*Data lines*

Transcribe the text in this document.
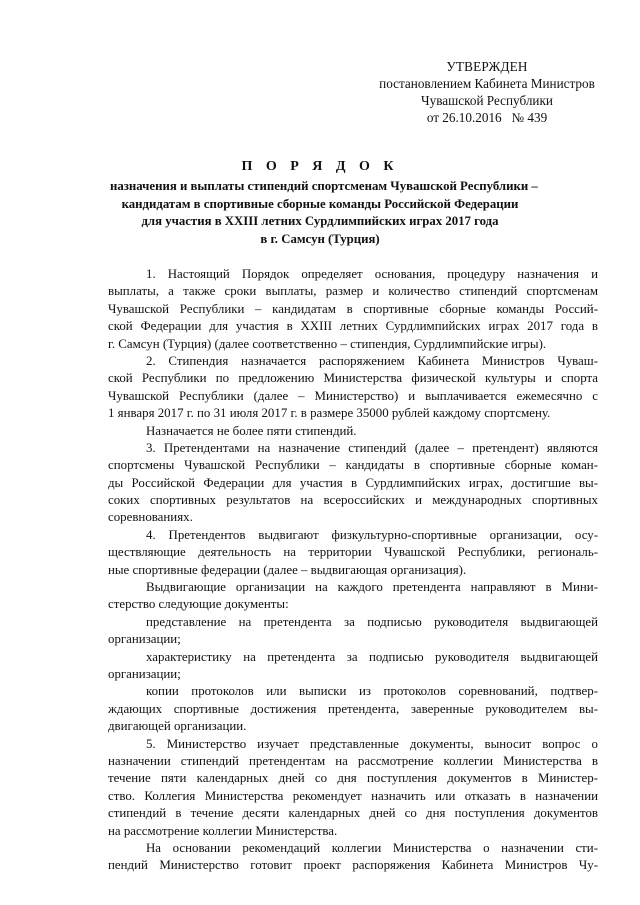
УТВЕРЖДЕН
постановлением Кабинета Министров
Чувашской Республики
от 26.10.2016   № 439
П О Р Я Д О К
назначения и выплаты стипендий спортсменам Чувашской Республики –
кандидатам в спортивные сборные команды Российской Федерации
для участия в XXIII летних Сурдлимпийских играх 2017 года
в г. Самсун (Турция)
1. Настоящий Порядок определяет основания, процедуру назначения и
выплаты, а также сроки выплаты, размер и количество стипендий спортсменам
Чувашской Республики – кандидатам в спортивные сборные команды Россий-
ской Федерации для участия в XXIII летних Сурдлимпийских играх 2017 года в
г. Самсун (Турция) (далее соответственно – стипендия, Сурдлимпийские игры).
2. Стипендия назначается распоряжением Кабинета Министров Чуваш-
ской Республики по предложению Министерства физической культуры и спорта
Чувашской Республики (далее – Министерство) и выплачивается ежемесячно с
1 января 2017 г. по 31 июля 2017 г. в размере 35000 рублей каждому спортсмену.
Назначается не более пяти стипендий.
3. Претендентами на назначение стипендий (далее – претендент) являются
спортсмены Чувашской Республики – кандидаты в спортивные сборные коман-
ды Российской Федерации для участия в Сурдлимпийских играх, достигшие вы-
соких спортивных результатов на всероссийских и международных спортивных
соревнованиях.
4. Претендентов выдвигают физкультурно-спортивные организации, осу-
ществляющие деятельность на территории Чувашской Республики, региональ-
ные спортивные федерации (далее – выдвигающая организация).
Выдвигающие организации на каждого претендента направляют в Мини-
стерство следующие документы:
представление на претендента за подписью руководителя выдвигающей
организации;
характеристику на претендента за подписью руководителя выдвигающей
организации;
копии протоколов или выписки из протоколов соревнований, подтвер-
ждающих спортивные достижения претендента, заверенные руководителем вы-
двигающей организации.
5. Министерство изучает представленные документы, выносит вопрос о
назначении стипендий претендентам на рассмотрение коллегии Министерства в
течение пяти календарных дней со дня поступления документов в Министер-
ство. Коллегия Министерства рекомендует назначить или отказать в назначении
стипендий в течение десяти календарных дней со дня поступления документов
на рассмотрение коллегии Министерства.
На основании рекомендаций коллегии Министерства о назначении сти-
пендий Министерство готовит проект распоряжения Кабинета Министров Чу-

*What the task asks*
Each line above that includes "назначении" counts once; state the total and nothing more.

*Correct answer*
3